• **Problem statement**: Find every line containing the word "Contours" and report the count, nothing more.

[Dataset entries]
--- start ---

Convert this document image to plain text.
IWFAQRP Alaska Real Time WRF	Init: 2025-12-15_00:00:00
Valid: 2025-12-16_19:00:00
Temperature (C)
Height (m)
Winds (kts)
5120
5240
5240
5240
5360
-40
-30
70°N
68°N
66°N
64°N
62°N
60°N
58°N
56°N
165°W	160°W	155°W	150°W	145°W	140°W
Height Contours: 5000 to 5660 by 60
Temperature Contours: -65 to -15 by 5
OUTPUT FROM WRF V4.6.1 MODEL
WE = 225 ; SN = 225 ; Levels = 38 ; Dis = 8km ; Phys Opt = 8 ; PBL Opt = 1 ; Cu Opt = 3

--- end ---

• **Problem solution**: 2